▸ What the task requires: Output the stretch from the start of the items through the line containing "- cell-status: 200: [430, 331, 451, 345]" as a Markdown table with columns Row and Line, leaving out blank lines.

▸ Data entries:
===
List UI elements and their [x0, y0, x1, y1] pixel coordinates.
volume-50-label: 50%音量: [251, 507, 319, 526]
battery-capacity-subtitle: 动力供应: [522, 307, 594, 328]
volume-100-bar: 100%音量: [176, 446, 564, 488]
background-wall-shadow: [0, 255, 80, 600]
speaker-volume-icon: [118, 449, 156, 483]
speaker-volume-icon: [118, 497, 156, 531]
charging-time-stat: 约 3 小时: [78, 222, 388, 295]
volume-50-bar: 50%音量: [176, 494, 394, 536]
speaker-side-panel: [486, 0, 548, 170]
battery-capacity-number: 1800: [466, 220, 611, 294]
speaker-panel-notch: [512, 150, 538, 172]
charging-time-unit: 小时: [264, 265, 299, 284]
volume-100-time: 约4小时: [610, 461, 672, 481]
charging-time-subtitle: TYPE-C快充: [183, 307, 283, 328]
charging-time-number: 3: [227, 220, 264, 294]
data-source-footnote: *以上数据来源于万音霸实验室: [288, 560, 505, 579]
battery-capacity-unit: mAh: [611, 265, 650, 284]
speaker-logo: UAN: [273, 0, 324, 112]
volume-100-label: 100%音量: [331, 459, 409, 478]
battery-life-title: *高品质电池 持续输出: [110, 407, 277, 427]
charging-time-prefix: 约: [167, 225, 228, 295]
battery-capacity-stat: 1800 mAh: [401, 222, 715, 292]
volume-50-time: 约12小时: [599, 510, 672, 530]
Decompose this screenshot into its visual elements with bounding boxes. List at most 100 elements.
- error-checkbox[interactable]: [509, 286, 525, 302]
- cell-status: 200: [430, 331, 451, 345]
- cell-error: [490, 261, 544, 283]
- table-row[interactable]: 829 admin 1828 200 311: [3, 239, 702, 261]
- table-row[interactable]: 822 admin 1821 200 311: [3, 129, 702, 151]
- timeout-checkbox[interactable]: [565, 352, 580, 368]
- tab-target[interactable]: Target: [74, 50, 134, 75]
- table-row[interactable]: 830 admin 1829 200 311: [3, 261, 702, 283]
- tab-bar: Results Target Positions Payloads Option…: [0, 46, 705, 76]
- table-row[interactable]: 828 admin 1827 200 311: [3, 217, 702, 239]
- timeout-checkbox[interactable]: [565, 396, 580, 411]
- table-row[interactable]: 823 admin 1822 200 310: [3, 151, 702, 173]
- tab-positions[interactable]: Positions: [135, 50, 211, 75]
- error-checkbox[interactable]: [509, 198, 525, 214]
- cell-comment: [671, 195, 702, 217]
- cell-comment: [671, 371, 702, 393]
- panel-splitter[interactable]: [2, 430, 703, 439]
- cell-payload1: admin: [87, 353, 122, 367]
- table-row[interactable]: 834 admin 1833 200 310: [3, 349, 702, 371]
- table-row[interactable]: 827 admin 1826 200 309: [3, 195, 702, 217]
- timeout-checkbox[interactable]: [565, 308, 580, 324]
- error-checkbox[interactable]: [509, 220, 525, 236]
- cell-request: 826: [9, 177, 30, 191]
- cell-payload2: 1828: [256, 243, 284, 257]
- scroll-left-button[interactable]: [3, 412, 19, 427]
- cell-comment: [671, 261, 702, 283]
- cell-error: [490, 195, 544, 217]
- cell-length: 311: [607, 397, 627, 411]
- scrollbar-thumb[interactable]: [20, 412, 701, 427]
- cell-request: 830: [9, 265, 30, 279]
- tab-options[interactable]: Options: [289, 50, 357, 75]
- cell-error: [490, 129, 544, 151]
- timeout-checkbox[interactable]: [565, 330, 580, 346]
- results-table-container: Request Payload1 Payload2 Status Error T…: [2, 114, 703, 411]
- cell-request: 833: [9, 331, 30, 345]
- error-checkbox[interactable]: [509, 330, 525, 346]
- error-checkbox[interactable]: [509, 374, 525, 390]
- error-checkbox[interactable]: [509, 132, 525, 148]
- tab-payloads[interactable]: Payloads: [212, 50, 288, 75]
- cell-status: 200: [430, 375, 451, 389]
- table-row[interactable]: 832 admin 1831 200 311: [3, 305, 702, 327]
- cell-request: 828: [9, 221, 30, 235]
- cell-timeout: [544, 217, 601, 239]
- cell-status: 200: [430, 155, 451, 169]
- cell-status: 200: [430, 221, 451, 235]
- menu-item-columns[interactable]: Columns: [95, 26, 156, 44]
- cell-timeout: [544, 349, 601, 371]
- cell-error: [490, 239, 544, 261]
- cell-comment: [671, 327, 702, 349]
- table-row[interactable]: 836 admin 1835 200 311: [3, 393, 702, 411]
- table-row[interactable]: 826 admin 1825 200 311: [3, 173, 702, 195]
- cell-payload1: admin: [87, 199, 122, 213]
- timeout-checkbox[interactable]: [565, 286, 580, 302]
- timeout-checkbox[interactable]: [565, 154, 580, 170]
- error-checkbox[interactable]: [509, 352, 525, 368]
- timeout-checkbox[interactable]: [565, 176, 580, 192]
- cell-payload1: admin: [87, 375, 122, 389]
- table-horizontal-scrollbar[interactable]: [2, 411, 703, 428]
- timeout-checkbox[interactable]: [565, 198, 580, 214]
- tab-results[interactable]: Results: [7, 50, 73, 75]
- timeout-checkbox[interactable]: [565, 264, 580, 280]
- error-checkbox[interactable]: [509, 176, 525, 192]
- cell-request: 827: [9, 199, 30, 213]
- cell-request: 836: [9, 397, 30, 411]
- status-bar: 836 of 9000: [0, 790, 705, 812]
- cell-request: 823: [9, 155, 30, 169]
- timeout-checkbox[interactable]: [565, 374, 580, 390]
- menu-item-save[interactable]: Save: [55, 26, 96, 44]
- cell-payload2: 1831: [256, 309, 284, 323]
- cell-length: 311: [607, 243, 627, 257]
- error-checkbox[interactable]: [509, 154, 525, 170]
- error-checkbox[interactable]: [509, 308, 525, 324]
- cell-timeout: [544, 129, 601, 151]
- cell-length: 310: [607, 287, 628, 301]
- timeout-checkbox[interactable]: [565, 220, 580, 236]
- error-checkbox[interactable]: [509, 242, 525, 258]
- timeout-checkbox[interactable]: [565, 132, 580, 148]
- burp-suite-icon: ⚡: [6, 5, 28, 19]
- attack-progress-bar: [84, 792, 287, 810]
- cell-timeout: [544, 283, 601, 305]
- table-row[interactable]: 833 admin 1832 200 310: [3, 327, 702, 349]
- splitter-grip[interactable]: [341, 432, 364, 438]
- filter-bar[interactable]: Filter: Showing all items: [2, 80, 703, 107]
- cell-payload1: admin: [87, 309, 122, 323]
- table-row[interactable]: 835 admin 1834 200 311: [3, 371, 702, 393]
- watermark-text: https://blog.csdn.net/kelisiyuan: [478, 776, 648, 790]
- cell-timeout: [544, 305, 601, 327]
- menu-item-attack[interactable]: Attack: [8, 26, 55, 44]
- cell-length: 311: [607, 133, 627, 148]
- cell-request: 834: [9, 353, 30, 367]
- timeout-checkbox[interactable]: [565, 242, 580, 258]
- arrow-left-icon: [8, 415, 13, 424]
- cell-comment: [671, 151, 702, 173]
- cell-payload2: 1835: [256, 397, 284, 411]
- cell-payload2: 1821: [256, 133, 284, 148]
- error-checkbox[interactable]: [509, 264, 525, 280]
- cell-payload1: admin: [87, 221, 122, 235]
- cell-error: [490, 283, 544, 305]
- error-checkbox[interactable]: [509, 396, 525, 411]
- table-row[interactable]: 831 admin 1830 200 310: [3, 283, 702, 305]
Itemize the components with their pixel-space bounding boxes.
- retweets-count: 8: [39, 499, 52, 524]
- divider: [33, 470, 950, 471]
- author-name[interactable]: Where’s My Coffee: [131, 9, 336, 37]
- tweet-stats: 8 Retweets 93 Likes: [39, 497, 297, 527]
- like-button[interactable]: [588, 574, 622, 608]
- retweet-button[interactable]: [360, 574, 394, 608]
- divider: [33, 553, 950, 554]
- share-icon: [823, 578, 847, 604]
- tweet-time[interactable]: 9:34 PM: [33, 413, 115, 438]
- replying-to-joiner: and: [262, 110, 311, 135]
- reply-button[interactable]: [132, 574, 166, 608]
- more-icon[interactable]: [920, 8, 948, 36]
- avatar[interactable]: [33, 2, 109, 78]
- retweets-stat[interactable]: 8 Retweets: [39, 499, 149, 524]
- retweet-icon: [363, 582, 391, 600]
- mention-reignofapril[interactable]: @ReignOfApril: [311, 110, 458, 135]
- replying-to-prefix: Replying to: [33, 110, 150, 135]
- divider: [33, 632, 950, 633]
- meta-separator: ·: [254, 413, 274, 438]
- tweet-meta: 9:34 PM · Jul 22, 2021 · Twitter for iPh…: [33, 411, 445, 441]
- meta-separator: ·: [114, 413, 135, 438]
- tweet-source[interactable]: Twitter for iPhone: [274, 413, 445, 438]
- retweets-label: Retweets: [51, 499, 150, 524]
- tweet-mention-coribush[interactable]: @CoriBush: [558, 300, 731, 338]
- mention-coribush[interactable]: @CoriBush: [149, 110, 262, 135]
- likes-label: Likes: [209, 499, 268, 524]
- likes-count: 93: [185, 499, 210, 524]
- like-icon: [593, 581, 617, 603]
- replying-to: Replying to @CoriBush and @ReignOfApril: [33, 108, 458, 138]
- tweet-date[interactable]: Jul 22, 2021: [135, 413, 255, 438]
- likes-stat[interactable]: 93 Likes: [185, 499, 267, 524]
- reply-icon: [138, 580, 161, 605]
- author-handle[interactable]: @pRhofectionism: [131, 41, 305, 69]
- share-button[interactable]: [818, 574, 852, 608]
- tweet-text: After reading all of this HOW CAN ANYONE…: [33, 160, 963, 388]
===
▸ Reply to the task:
| Row | Line |
|---|---|
| 1 | List UI elements and their [x0, y0, x1, y1] pixel coordinates. |
| 2 | volume-50-label: 50%音量: [251, 507, 319, 526] |
| 3 | battery-capacity-subtitle: 动力供应: [522, 307, 594, 328] |
| 4 | volume-100-bar: 100%音量: [176, 446, 564, 488] |
| 5 | background-wall-shadow: [0, 255, 80, 600] |
| 6 | speaker-volume-icon: [118, 449, 156, 483] |
| 7 | speaker-volume-icon: [118, 497, 156, 531] |
| 8 | charging-time-stat: 约 3 小时: [78, 222, 388, 295] |
| 9 | volume-50-bar: 50%音量: [176, 494, 394, 536] |
| 10 | speaker-side-panel: [486, 0, 548, 170] |
| 11 | battery-capacity-number: 1800: [466, 220, 611, 294] |
| 12 | speaker-panel-notch: [512, 150, 538, 172] |
| 13 | charging-time-unit: 小时: [264, 265, 299, 284] |
| 14 | volume-100-time: 约4小时: [610, 461, 672, 481] |
| 15 | charging-time-subtitle: TYPE-C快充: [183, 307, 283, 328] |
| 16 | charging-time-number: 3: [227, 220, 264, 294] |
| 17 | data-source-footnote: *以上数据来源于万音霸实验室: [288, 560, 505, 579] |
| 18 | battery-capacity-unit: mAh: [611, 265, 650, 284] |
| 19 | speaker-logo: UAN: [273, 0, 324, 112] |
| 20 | volume-100-label: 100%音量: [331, 459, 409, 478] |
| 21 | battery-life-title: *高品质电池 持续输出: [110, 407, 277, 427] |
| 22 | charging-time-prefix: 约: [167, 225, 228, 295] |
| 23 | battery-capacity-stat: 1800 mAh: [401, 222, 715, 292] |
| 24 | volume-50-time: 约12小时: [599, 510, 672, 530] |
| 25 | Decompose this screenshot into its visual elements with bounding boxes. List at most 100 elements. |
| 26 | - error-checkbox[interactable]: [509, 286, 525, 302] |
| 27 | - cell-status: 200: [430, 331, 451, 345] |